[BEGIN]

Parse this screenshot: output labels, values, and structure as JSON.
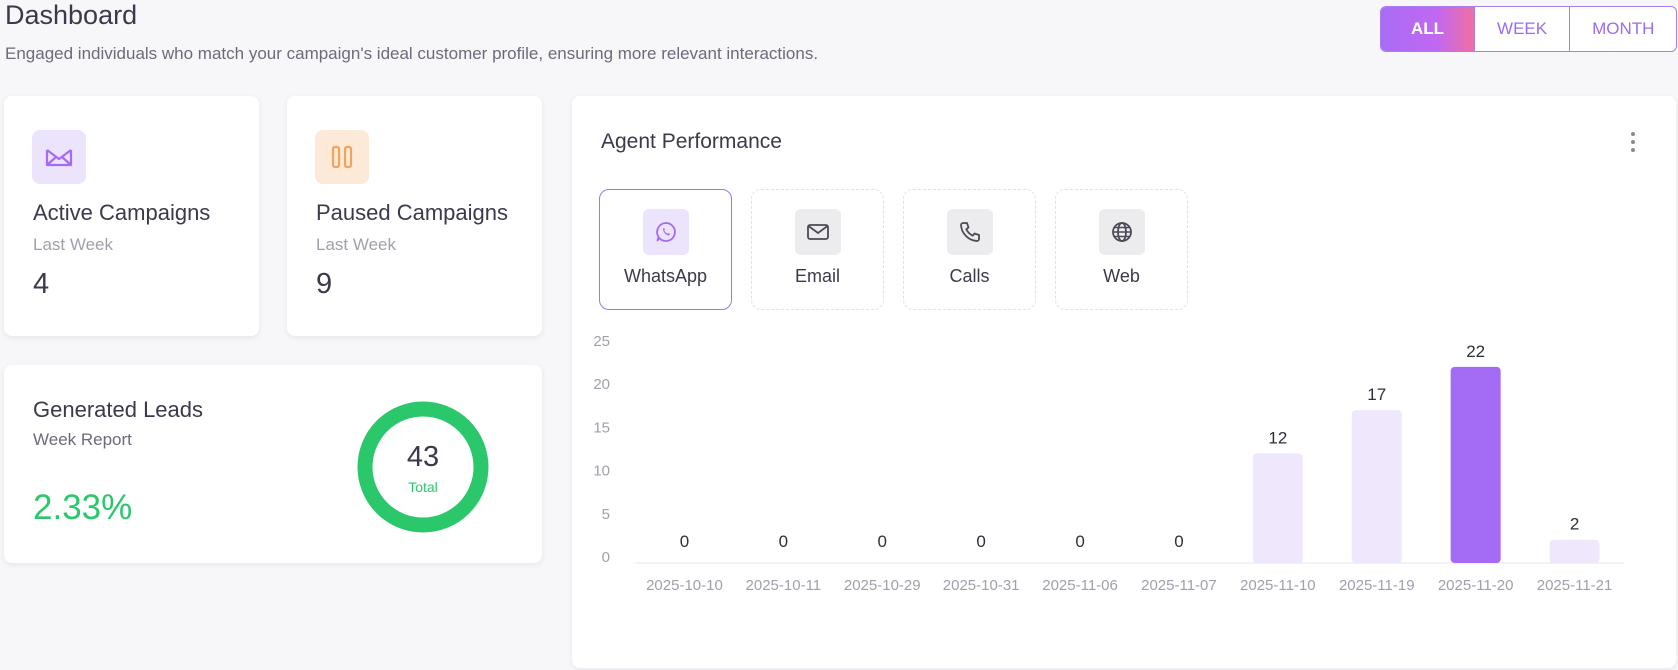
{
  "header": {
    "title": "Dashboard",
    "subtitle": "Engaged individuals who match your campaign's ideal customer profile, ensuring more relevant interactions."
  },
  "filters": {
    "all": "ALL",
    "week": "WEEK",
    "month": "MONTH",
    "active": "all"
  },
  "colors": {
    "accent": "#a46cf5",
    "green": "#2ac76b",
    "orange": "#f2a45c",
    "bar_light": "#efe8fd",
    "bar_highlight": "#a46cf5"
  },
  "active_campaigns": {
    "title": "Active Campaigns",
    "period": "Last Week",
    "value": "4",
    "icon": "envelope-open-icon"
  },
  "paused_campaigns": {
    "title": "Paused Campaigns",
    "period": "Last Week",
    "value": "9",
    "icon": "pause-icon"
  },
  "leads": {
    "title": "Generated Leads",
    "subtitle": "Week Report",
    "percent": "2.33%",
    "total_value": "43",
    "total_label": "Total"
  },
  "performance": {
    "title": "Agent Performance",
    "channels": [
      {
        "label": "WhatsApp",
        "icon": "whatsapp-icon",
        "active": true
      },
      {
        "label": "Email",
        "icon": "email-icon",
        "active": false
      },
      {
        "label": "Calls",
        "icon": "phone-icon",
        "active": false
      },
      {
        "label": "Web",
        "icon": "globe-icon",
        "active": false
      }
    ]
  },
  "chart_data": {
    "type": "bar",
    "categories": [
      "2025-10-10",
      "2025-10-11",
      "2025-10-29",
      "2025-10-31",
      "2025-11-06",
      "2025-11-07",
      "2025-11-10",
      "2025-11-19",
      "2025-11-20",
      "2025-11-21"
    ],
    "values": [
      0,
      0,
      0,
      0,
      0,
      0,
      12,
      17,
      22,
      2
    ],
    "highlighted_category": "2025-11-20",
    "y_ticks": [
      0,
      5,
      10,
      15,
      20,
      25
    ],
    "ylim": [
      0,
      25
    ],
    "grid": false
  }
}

[END]
[BEGIN]

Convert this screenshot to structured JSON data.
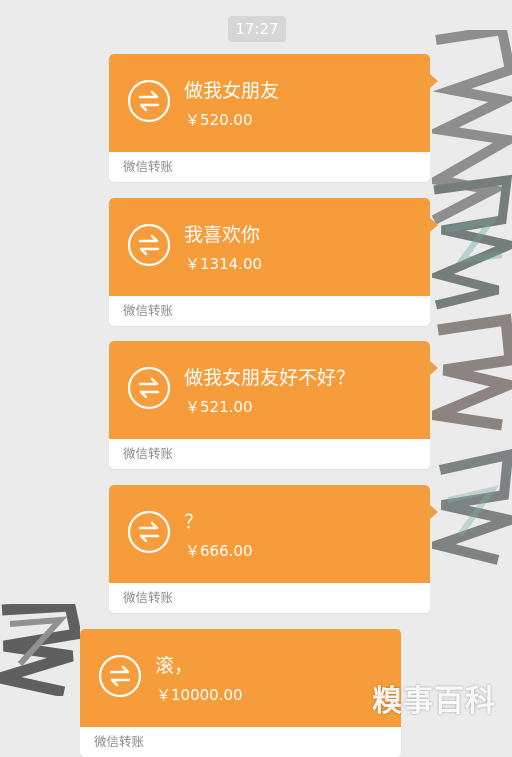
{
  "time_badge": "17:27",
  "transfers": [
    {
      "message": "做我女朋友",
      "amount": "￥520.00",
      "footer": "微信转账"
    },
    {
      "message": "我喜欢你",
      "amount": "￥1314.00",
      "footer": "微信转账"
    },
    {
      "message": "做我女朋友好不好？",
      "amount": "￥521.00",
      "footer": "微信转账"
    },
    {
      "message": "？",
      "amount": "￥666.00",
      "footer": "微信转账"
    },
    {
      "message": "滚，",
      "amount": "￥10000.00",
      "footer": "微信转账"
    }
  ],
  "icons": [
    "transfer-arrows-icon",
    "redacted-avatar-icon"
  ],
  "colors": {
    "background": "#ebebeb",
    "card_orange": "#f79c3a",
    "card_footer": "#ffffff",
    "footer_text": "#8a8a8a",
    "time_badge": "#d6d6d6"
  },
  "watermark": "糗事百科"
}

[END]

### TASK INSTRUCTIONS:
Where does the word "JSON" appear in the listing? List each line that holds it.

### SOLUTION FOR THIS EXERCISE:
Parse this screenshot: output labels, values, and structure as JSON.
Convert this screenshot to structured JSON data.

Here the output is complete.